**DATA FOR THIS EXERCISE**.
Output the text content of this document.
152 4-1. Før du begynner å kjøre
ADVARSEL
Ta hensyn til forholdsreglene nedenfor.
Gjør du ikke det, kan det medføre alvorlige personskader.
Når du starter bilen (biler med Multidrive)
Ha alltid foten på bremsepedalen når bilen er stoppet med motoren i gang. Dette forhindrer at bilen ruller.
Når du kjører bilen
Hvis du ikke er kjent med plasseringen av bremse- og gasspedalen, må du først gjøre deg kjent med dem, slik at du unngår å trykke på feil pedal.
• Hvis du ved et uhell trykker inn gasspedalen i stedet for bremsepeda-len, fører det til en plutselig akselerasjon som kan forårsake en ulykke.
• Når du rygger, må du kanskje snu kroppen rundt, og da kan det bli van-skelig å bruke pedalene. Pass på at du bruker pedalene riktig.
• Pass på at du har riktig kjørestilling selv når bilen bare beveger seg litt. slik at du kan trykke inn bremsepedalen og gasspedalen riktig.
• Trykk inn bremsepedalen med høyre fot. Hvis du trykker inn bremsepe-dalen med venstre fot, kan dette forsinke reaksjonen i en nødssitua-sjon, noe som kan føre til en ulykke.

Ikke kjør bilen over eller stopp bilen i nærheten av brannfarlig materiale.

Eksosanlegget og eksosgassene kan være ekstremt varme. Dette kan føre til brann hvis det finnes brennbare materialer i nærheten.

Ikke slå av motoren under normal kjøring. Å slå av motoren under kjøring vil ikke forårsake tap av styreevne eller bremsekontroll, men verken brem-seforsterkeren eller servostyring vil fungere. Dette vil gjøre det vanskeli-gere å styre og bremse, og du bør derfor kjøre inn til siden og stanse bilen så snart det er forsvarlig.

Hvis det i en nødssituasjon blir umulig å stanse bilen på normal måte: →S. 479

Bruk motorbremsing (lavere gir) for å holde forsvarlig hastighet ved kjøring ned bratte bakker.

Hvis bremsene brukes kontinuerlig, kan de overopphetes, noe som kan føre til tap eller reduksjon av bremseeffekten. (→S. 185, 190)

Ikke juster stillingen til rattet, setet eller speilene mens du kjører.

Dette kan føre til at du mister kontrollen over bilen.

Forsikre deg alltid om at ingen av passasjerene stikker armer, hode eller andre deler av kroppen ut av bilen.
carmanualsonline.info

**WHAT THE TASK ASKS**. Repeat all of the records above exactly as written.

**CORRECT RESPONSE**.
Output the text content of this document.
152 4-1. Før du begynner å kjøre
ADVARSEL
Ta hensyn til forholdsreglene nedenfor.
Gjør du ikke det, kan det medføre alvorlige personskader.
Når du starter bilen (biler med Multidrive)
Ha alltid foten på bremsepedalen når bilen er stoppet med motoren i gang. Dette forhindrer at bilen ruller.
Når du kjører bilen
Hvis du ikke er kjent med plasseringen av bremse- og gasspedalen, må du først gjøre deg kjent med dem, slik at du unngår å trykke på feil pedal.
• Hvis du ved et uhell trykker inn gasspedalen i stedet for bremsepeda-len, fører det til en plutselig akselerasjon som kan forårsake en ulykke.
• Når du rygger, må du kanskje snu kroppen rundt, og da kan det bli van-skelig å bruke pedalene. Pass på at du bruker pedalene riktig.
• Pass på at du har riktig kjørestilling selv når bilen bare beveger seg litt. slik at du kan trykke inn bremsepedalen og gasspedalen riktig.
• Trykk inn bremsepedalen med høyre fot. Hvis du trykker inn bremsepe-dalen med venstre fot, kan dette forsinke reaksjonen i en nødssitua-sjon, noe som kan føre til en ulykke.

Ikke kjør bilen over eller stopp bilen i nærheten av brannfarlig materiale.

Eksosanlegget og eksosgassene kan være ekstremt varme. Dette kan føre til brann hvis det finnes brennbare materialer i nærheten.

Ikke slå av motoren under normal kjøring. Å slå av motoren under kjøring vil ikke forårsake tap av styreevne eller bremsekontroll, men verken brem-seforsterkeren eller servostyring vil fungere. Dette vil gjøre det vanskeli-gere å styre og bremse, og du bør derfor kjøre inn til siden og stanse bilen så snart det er forsvarlig.

Hvis det i en nødssituasjon blir umulig å stanse bilen på normal måte: →S. 479

Bruk motorbremsing (lavere gir) for å holde forsvarlig hastighet ved kjøring ned bratte bakker.

Hvis bremsene brukes kontinuerlig, kan de overopphetes, noe som kan føre til tap eller reduksjon av bremseeffekten. (→S. 185, 190)

Ikke juster stillingen til rattet, setet eller speilene mens du kjører.

Dette kan føre til at du mister kontrollen over bilen.

Forsikre deg alltid om at ingen av passasjerene stikker armer, hode eller andre deler av kroppen ut av bilen.
carmanualsonline.info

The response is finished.